● **TASK PROMPT**: Every record must be repeated exactly; omit any pictures they contain.
-- Start of INPUT FOR THIS TASK --
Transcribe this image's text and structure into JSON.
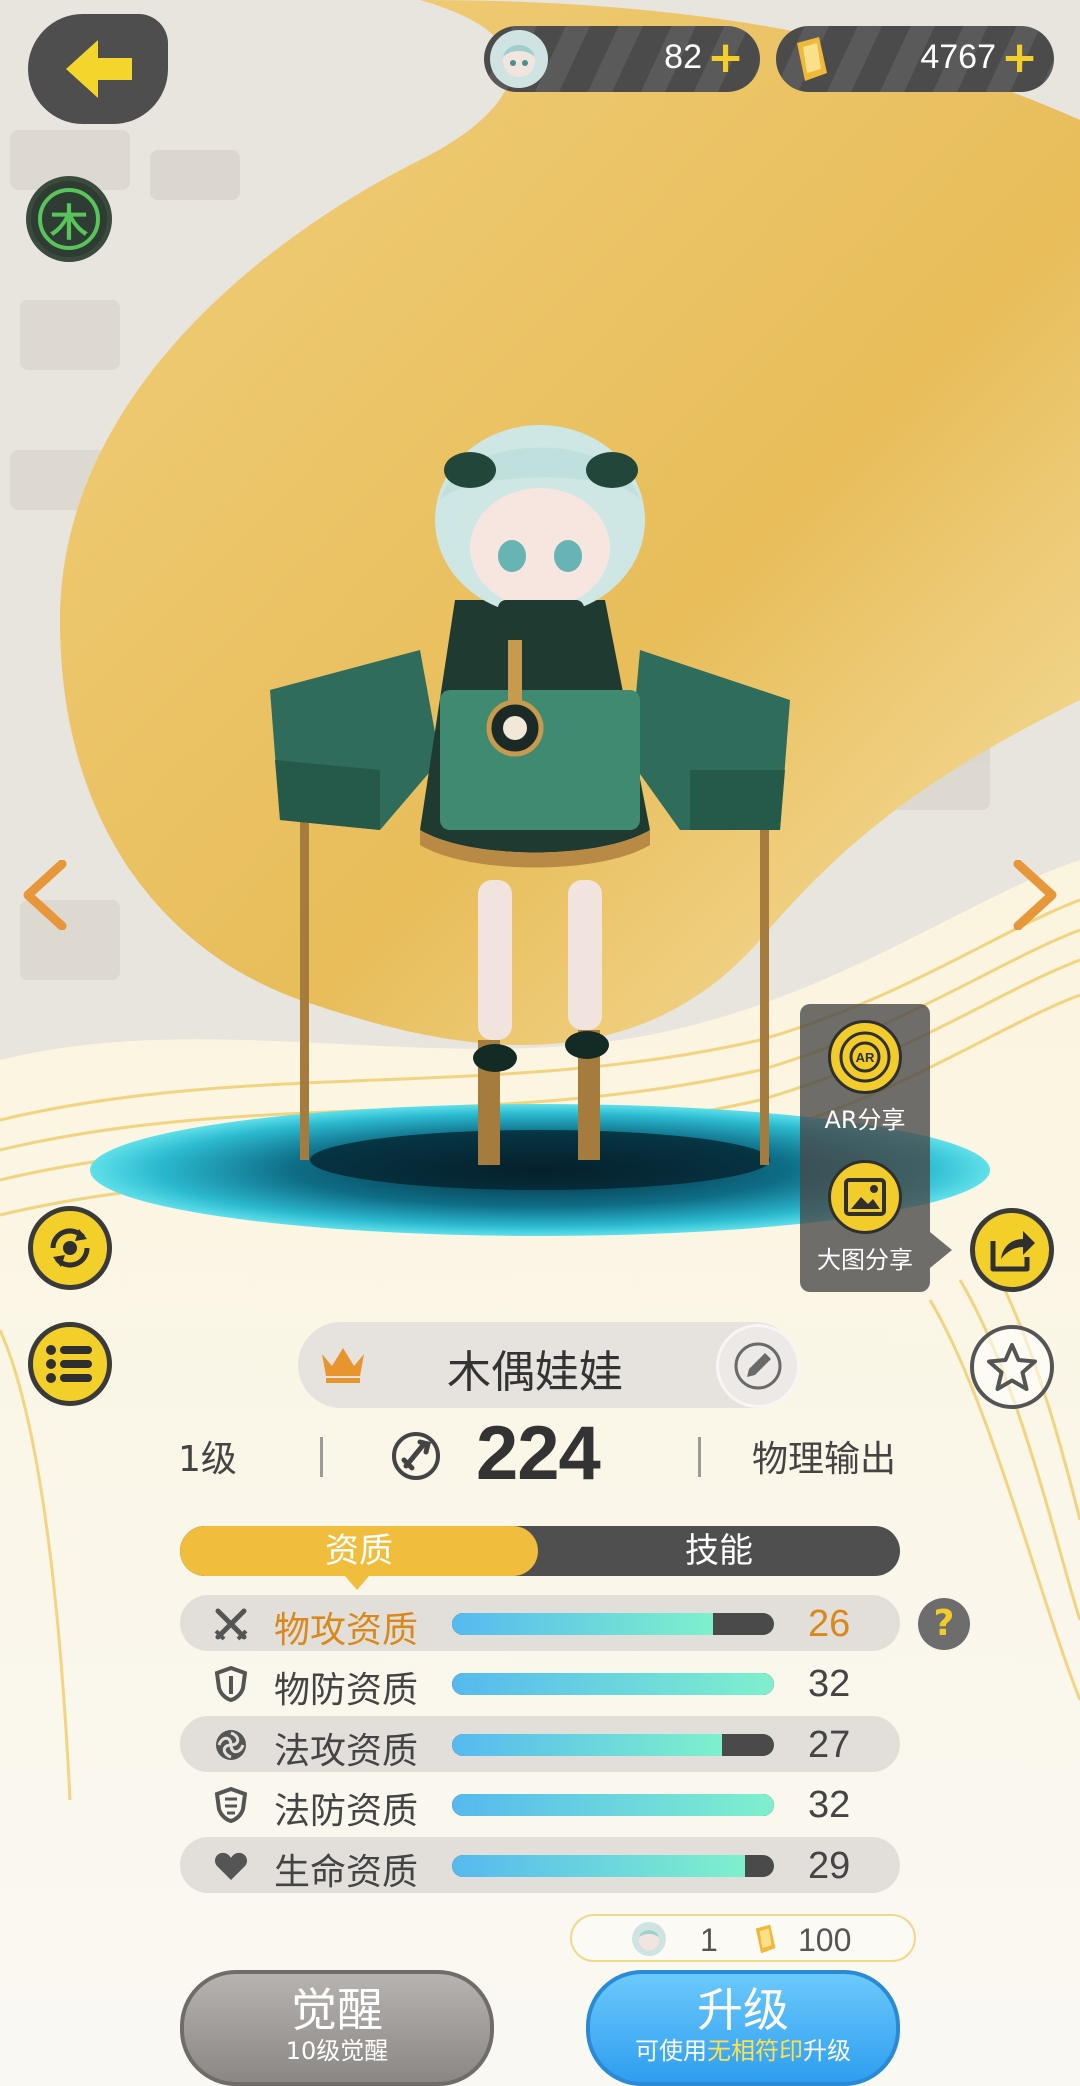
{
  "resources": {
    "spirit_count": "82",
    "gold_count": "4767",
    "plus_symbol": "+"
  },
  "element_badge": "木",
  "share": {
    "ar_label": "AR分享",
    "image_label": "大图分享",
    "ar_icon_text": "AR"
  },
  "character": {
    "name": "木偶娃娃",
    "level": "1级",
    "power": "224",
    "role": "物理输出"
  },
  "tabs": [
    {
      "label": "资质",
      "active": true
    },
    {
      "label": "技能",
      "active": false
    }
  ],
  "aptitudes": [
    {
      "label": "物攻资质",
      "value": "26",
      "fill": 0.81,
      "icon": "crossed-swords-icon",
      "highlight": true
    },
    {
      "label": "物防资质",
      "value": "32",
      "fill": 1.0,
      "icon": "shield-icon",
      "highlight": false
    },
    {
      "label": "法攻资质",
      "value": "27",
      "fill": 0.84,
      "icon": "magic-orb-icon",
      "highlight": false
    },
    {
      "label": "法防资质",
      "value": "32",
      "fill": 1.0,
      "icon": "shield-icon",
      "highlight": false
    },
    {
      "label": "生命资质",
      "value": "29",
      "fill": 0.91,
      "icon": "heart-icon",
      "highlight": false
    }
  ],
  "help_symbol": "?",
  "cost": {
    "spirit": "1",
    "gold": "100"
  },
  "buttons": {
    "awaken_label": "觉醒",
    "awaken_sub": "10级觉醒",
    "upgrade_label": "升级",
    "upgrade_sub_prefix": "可使用",
    "upgrade_sub_highlight": "无相符印",
    "upgrade_sub_suffix": "升级"
  },
  "colors": {
    "accent_yellow": "#f2cc2a",
    "tab_active": "#f0bd3c",
    "highlight_orange": "#d9881b",
    "upgrade_blue": "#2e9ef0"
  }
}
-- End of INPUT FOR THIS TASK --
● **EXERCISE OUTPUT**:
Transcribe this image's text and structure into JSON.
{
  "resources": {
    "spirit_count": "82",
    "gold_count": "4767",
    "plus_symbol": "+"
  },
  "element_badge": "木",
  "share": {
    "ar_label": "AR分享",
    "image_label": "大图分享",
    "ar_icon_text": "AR"
  },
  "character": {
    "name": "木偶娃娃",
    "level": "1级",
    "power": "224",
    "role": "物理输出"
  },
  "tabs": [
    {
      "label": "资质",
      "active": true
    },
    {
      "label": "技能",
      "active": false
    }
  ],
  "aptitudes": [
    {
      "label": "物攻资质",
      "value": "26",
      "fill": 0.81,
      "icon": "crossed-swords-icon",
      "highlight": true
    },
    {
      "label": "物防资质",
      "value": "32",
      "fill": 1.0,
      "icon": "shield-icon",
      "highlight": false
    },
    {
      "label": "法攻资质",
      "value": "27",
      "fill": 0.84,
      "icon": "magic-orb-icon",
      "highlight": false
    },
    {
      "label": "法防资质",
      "value": "32",
      "fill": 1.0,
      "icon": "shield-icon",
      "highlight": false
    },
    {
      "label": "生命资质",
      "value": "29",
      "fill": 0.91,
      "icon": "heart-icon",
      "highlight": false
    }
  ],
  "help_symbol": "?",
  "cost": {
    "spirit": "1",
    "gold": "100"
  },
  "buttons": {
    "awaken_label": "觉醒",
    "awaken_sub": "10级觉醒",
    "upgrade_label": "升级",
    "upgrade_sub_prefix": "可使用",
    "upgrade_sub_highlight": "无相符印",
    "upgrade_sub_suffix": "升级"
  },
  "colors": {
    "accent_yellow": "#f2cc2a",
    "tab_active": "#f0bd3c",
    "highlight_orange": "#d9881b",
    "upgrade_blue": "#2e9ef0"
  }
}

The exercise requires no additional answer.